» **TO DO**
Exactly as written, please set down all of the entries again, with no pictures.

═════ SOURCE MATERIAL ═════

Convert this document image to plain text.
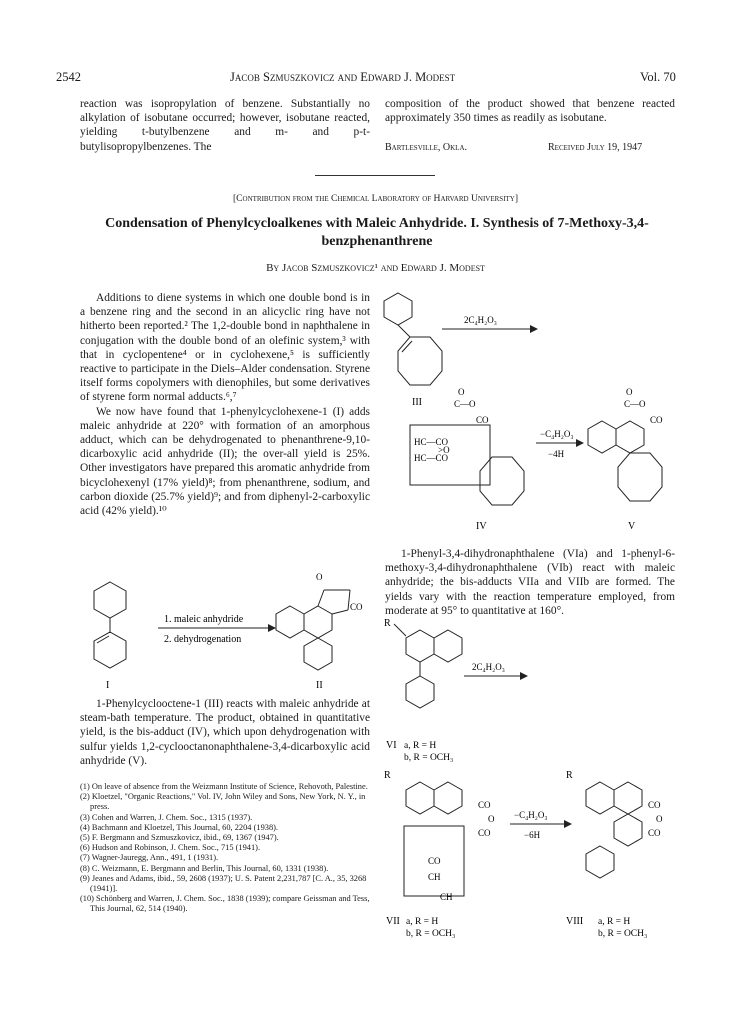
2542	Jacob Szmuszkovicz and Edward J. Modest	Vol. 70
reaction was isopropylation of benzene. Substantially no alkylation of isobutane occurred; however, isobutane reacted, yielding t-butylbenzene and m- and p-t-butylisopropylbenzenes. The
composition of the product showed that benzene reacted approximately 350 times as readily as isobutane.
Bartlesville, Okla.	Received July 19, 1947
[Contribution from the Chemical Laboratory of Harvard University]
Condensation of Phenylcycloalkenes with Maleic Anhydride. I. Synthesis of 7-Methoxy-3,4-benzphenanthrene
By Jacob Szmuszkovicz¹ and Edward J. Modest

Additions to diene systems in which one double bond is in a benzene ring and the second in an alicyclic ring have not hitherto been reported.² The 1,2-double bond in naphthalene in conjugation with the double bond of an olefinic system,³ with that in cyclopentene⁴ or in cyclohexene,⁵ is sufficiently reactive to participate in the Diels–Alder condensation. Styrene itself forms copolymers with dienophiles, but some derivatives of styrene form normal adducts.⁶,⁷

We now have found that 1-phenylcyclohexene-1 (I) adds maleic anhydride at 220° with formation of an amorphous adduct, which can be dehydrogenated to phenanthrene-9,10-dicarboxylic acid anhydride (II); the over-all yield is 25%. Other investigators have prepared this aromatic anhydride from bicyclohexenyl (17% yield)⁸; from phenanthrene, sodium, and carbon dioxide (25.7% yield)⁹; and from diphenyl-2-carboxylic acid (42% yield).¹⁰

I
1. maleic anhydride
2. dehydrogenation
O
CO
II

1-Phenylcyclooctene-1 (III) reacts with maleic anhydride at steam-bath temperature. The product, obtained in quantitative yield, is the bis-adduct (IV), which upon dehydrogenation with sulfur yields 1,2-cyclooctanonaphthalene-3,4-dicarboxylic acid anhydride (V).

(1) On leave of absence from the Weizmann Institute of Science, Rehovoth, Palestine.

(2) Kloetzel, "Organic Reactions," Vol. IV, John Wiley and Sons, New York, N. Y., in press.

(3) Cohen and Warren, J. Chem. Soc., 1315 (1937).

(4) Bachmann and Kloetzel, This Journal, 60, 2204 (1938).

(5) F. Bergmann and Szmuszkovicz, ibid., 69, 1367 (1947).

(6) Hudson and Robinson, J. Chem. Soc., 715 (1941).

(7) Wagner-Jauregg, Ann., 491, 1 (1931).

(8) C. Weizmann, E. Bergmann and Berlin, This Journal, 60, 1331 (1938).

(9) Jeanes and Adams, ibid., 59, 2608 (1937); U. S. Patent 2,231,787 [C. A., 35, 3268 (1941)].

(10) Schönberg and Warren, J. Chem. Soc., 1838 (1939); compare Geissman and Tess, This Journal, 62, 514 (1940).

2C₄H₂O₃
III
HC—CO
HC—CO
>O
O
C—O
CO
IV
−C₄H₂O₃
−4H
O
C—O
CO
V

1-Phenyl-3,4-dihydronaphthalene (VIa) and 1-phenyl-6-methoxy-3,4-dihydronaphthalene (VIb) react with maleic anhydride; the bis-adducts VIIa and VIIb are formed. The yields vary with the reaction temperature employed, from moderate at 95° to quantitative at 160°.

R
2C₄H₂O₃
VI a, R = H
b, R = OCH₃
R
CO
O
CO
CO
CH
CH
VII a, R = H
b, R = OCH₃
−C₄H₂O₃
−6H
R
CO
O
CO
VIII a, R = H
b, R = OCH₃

═════

» **SOLUTION TO THIS EXERCISE**
Convert this document image to plain text.
2542	Jacob Szmuszkovicz and Edward J. Modest	Vol. 70
reaction was isopropylation of benzene. Substantially no alkylation of isobutane occurred; however, isobutane reacted, yielding t-butylbenzene and m- and p-t-butylisopropylbenzenes. The
composition of the product showed that benzene reacted approximately 350 times as readily as isobutane.
Bartlesville, Okla.	Received July 19, 1947
[Contribution from the Chemical Laboratory of Harvard University]
Condensation of Phenylcycloalkenes with Maleic Anhydride. I. Synthesis of 7-Methoxy-3,4-benzphenanthrene
By Jacob Szmuszkovicz¹ and Edward J. Modest

Additions to diene systems in which one double bond is in a benzene ring and the second in an alicyclic ring have not hitherto been reported.² The 1,2-double bond in naphthalene in conjugation with the double bond of an olefinic system,³ with that in cyclopentene⁴ or in cyclohexene,⁵ is sufficiently reactive to participate in the Diels–Alder condensation. Styrene itself forms copolymers with dienophiles, but some derivatives of styrene form normal adducts.⁶,⁷

We now have found that 1-phenylcyclohexene-1 (I) adds maleic anhydride at 220° with formation of an amorphous adduct, which can be dehydrogenated to phenanthrene-9,10-dicarboxylic acid anhydride (II); the over-all yield is 25%. Other investigators have prepared this aromatic anhydride from bicyclohexenyl (17% yield)⁸; from phenanthrene, sodium, and carbon dioxide (25.7% yield)⁹; and from diphenyl-2-carboxylic acid (42% yield).¹⁰

I
1. maleic anhydride
2. dehydrogenation
O
CO
II

1-Phenylcyclooctene-1 (III) reacts with maleic anhydride at steam-bath temperature. The product, obtained in quantitative yield, is the bis-adduct (IV), which upon dehydrogenation with sulfur yields 1,2-cyclooctanonaphthalene-3,4-dicarboxylic acid anhydride (V).

(1) On leave of absence from the Weizmann Institute of Science, Rehovoth, Palestine.

(2) Kloetzel, "Organic Reactions," Vol. IV, John Wiley and Sons, New York, N. Y., in press.

(3) Cohen and Warren, J. Chem. Soc., 1315 (1937).

(4) Bachmann and Kloetzel, This Journal, 60, 2204 (1938).

(5) F. Bergmann and Szmuszkovicz, ibid., 69, 1367 (1947).

(6) Hudson and Robinson, J. Chem. Soc., 715 (1941).

(7) Wagner-Jauregg, Ann., 491, 1 (1931).

(8) C. Weizmann, E. Bergmann and Berlin, This Journal, 60, 1331 (1938).

(9) Jeanes and Adams, ibid., 59, 2608 (1937); U. S. Patent 2,231,787 [C. A., 35, 3268 (1941)].

(10) Schönberg and Warren, J. Chem. Soc., 1838 (1939); compare Geissman and Tess, This Journal, 62, 514 (1940).

2C₄H₂O₃
III
HC—CO
HC—CO
>O
O
C—O
CO
IV
−C₄H₂O₃
−4H
O
C—O
CO
V

1-Phenyl-3,4-dihydronaphthalene (VIa) and 1-phenyl-6-methoxy-3,4-dihydronaphthalene (VIb) react with maleic anhydride; the bis-adducts VIIa and VIIb are formed. The yields vary with the reaction temperature employed, from moderate at 95° to quantitative at 160°.

R
2C₄H₂O₃
VI a, R = H
b, R = OCH₃
R
CO
O
CO
CO
CH
CH
VII a, R = H
b, R = OCH₃
−C₄H₂O₃
−6H
R
CO
O
CO
VIII a, R = H
b, R = OCH₃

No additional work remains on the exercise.